** start MATERIAL PROVIDED **

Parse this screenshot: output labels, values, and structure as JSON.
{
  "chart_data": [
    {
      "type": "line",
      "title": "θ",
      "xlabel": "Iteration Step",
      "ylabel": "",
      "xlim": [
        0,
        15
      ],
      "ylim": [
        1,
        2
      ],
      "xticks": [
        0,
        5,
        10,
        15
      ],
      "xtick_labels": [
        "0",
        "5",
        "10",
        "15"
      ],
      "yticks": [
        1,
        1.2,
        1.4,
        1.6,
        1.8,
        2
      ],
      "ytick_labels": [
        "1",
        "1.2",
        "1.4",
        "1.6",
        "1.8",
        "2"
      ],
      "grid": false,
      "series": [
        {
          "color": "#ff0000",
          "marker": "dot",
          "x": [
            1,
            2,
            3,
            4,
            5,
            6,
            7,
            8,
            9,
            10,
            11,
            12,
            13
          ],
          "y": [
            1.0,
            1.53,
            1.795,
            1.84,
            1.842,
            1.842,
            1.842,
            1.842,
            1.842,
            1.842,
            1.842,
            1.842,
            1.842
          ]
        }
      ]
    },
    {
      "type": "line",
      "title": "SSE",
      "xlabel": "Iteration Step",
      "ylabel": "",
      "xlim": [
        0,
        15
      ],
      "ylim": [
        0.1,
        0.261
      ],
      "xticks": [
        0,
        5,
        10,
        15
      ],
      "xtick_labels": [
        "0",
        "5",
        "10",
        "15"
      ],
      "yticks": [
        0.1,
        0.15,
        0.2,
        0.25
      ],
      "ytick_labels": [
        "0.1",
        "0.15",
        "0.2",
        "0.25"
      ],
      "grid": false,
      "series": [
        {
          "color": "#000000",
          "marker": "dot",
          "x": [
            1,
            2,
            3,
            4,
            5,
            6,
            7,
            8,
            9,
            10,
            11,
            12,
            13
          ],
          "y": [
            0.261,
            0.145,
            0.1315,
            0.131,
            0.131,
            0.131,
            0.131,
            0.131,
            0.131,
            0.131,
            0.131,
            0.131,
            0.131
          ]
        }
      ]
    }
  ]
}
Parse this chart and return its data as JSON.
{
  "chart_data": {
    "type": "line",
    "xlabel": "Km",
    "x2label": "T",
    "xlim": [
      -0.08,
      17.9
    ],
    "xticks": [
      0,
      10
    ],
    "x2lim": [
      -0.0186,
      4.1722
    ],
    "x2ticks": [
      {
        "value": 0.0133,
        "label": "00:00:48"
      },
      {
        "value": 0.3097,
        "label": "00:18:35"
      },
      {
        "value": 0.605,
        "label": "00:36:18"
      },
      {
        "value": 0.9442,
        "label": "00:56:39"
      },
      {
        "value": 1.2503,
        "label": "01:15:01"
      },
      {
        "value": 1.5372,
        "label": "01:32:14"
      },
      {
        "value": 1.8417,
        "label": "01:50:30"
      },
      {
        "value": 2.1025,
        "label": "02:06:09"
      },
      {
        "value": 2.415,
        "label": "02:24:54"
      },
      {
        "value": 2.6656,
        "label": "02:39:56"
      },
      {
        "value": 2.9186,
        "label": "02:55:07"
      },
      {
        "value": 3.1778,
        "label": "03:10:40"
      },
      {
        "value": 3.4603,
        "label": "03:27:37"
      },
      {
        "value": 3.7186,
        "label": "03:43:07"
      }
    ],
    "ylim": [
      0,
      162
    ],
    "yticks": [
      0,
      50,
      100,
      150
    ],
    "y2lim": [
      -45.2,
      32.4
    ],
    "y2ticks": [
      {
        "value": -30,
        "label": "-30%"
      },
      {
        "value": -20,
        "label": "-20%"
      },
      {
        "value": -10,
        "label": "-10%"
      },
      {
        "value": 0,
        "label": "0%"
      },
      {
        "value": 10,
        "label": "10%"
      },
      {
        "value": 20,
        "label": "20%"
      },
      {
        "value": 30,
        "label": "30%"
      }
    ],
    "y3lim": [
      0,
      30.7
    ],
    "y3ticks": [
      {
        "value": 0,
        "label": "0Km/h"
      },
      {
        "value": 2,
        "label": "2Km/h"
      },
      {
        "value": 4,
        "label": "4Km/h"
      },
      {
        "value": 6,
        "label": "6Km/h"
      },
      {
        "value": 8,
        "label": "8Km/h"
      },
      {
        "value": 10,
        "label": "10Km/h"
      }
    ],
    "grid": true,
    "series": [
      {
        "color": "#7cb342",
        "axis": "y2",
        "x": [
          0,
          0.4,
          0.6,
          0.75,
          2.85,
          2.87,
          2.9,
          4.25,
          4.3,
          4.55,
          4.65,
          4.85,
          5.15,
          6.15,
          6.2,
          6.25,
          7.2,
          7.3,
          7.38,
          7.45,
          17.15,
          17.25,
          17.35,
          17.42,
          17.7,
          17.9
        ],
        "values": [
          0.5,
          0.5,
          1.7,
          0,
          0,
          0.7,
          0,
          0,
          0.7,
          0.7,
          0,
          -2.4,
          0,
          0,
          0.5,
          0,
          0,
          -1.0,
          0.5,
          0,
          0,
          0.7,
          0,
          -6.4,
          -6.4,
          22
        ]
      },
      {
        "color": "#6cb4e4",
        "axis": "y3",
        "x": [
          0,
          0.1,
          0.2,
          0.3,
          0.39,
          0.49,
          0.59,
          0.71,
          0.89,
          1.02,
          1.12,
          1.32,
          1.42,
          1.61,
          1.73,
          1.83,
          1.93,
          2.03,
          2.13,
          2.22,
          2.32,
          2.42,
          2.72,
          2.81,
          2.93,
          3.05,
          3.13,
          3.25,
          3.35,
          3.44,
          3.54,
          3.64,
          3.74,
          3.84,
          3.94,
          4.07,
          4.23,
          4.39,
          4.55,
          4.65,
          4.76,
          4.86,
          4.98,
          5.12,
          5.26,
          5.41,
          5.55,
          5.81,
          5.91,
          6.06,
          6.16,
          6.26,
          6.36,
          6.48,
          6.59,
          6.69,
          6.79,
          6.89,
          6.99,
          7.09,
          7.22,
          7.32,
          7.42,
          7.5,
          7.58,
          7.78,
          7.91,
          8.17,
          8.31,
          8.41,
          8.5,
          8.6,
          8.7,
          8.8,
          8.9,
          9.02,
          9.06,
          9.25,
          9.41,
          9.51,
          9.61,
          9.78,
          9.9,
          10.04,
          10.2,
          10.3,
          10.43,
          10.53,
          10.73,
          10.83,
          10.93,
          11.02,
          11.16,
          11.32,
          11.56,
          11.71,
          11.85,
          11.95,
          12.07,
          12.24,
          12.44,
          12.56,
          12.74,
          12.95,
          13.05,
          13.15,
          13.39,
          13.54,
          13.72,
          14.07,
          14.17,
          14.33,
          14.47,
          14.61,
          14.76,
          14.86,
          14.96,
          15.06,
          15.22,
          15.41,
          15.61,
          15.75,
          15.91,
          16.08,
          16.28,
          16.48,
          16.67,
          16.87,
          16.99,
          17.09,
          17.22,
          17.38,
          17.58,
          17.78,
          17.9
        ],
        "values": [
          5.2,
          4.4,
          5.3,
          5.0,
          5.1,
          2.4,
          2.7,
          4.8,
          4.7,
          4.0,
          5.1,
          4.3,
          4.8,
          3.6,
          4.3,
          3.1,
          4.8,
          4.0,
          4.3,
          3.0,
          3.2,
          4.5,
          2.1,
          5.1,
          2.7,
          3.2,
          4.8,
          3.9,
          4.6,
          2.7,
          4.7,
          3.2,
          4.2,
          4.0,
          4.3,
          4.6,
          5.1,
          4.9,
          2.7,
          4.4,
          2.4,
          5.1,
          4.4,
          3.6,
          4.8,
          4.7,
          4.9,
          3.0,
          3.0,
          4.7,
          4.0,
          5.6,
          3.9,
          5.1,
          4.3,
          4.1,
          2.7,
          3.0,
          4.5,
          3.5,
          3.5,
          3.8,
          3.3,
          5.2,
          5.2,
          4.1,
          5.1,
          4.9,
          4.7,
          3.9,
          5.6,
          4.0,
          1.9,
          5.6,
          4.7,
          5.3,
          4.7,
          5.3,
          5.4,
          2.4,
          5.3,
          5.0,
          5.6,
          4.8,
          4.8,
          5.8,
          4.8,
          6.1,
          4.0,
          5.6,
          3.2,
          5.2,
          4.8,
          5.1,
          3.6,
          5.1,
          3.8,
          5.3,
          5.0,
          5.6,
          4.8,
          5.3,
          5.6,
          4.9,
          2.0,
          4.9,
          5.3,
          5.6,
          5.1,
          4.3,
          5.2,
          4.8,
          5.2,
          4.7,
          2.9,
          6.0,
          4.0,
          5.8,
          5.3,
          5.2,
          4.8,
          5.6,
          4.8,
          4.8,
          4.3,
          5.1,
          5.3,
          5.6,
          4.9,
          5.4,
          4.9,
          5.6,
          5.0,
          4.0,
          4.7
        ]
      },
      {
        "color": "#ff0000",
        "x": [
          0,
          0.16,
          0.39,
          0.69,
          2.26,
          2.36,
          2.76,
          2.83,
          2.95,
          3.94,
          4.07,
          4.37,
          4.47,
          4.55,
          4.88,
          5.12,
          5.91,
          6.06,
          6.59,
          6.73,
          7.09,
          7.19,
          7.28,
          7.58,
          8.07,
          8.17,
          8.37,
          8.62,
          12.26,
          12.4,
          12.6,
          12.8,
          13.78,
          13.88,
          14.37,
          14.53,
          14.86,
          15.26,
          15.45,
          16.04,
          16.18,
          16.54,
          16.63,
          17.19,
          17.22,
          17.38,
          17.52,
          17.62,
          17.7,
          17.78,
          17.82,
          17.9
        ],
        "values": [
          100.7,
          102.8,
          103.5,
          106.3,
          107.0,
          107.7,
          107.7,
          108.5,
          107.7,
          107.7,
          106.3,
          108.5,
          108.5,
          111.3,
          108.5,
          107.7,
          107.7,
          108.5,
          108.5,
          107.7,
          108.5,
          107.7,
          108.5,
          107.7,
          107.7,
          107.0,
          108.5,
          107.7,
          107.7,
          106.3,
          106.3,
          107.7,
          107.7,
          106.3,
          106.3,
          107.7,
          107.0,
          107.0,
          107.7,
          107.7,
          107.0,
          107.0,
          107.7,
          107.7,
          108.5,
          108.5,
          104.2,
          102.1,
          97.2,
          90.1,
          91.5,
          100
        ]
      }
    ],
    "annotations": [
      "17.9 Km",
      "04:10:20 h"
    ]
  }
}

** end MATERIAL PROVIDED **

_EXERCISE_
Determine the number of lines in these entries that contain the word "Parse", and write only that number.

_COMPLETE ANSWER_
2